» Exercise details
Continue the article below on Arkansas's Medicaid "private option," starting right after its final sentence.

» Excerpt to read
===

What? Still no plan, Rep. Cotton?
About 225,000 Arkansans are too poor to qualify for a subsidy to buy health insurance on the exchange, and too "wealthy" to qualify for the state's traditional Medicaid. But because the state expanded, using a "private option" to provide coverage,
155,567 of them now have insurance.
"We now know that an overwhelming majority of Arkansans in the program would have likely gone without health insurance had the Legislature not passed the Private Option," said John Selig, director of the Arkansas Department of Human Services. "Clearly there was a real need in a lot of these families." […]
Statewide, 61 percent of Arkansans in the program are women and 64 percent are ages 19 to 44 years old, a somewhat younger population than those getting coverage through the federal insurance marketplaces, said Arkansas Medicaid Director Andy Allison.

===

» Supplied data
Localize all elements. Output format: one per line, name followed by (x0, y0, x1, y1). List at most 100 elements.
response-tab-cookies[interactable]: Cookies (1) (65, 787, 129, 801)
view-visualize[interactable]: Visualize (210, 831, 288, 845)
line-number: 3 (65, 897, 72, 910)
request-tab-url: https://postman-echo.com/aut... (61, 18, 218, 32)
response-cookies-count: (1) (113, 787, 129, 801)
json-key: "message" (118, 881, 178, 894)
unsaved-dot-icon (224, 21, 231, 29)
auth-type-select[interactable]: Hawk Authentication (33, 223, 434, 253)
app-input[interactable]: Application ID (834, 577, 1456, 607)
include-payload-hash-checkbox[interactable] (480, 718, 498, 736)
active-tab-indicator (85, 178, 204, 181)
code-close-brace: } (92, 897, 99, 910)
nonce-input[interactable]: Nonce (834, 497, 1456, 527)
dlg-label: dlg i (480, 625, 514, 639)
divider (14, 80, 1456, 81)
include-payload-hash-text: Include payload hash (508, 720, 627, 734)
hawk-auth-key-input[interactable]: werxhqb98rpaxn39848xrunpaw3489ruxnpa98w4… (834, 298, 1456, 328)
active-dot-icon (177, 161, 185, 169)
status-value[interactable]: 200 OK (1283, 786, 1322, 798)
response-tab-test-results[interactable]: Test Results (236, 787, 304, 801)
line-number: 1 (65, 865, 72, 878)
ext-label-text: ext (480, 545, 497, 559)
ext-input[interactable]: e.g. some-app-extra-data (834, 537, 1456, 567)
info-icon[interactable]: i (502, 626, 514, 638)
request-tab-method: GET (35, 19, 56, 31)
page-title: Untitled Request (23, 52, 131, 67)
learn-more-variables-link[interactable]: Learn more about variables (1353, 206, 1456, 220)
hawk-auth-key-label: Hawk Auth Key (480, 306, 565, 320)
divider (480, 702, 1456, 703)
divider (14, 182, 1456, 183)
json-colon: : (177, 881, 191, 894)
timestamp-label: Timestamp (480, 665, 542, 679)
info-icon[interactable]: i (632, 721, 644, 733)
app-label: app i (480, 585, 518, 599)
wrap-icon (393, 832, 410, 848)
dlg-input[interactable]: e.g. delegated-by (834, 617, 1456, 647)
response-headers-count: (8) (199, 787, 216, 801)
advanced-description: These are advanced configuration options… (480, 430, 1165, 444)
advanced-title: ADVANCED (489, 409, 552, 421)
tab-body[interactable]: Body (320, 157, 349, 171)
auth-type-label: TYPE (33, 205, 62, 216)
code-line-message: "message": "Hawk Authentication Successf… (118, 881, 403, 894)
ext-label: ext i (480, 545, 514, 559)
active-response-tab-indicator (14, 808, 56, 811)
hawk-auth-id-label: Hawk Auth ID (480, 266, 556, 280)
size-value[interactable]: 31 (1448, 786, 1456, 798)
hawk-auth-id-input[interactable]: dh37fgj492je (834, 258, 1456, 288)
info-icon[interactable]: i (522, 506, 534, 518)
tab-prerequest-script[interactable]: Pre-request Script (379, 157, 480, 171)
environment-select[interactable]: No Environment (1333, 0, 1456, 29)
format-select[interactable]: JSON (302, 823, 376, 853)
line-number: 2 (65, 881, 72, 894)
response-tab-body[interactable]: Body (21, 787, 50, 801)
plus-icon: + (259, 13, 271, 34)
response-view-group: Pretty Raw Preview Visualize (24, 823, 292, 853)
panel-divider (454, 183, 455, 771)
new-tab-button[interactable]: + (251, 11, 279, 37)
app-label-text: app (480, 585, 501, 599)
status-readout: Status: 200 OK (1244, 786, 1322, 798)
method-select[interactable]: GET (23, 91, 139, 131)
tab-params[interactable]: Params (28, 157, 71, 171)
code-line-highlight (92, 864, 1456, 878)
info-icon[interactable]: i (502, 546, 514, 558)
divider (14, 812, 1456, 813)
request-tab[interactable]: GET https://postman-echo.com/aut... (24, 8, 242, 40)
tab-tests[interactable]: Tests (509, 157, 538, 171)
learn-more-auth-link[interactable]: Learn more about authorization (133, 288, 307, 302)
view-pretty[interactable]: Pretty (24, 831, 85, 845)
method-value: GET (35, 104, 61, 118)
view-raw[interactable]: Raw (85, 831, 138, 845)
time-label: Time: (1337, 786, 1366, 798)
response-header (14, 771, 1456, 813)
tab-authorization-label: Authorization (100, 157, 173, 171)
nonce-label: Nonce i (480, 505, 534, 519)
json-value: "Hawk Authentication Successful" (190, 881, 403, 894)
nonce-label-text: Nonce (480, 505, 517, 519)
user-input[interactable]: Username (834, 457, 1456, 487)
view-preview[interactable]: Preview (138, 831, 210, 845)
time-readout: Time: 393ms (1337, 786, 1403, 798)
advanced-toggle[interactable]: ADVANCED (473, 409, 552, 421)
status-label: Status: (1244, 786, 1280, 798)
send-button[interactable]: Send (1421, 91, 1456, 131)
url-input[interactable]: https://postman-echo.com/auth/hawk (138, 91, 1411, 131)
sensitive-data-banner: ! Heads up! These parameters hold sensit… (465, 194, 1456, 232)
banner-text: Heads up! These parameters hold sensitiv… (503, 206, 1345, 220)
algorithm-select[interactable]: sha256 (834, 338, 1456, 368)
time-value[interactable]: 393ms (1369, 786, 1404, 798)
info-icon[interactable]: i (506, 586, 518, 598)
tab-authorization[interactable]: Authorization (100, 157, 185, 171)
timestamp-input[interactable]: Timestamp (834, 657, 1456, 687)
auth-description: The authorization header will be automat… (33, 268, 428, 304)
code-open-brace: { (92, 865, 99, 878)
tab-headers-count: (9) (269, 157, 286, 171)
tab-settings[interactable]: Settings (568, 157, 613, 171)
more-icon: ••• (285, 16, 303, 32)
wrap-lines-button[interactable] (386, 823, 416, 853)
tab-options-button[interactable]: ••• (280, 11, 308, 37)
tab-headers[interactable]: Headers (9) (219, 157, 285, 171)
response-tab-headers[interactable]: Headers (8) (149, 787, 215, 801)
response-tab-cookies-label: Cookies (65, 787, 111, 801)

===

» Answer
"The average age and sheer number of people in the Private Option will have a significant impact on competiveness and strength of the state’s insurance market moving forward," Allison said.
This is the program that Rep. Tom Cotton (R-AR), who is running for the Senate,
doesn't have a position on. But he does know that he wants to repeal Obamacare, which someone should really tell him also means repealing Arkansas's private option Medicaid. And taking any hope of insurance coverage away from 155,567 Arkansans (and growing—there's no deadline for applying for the program).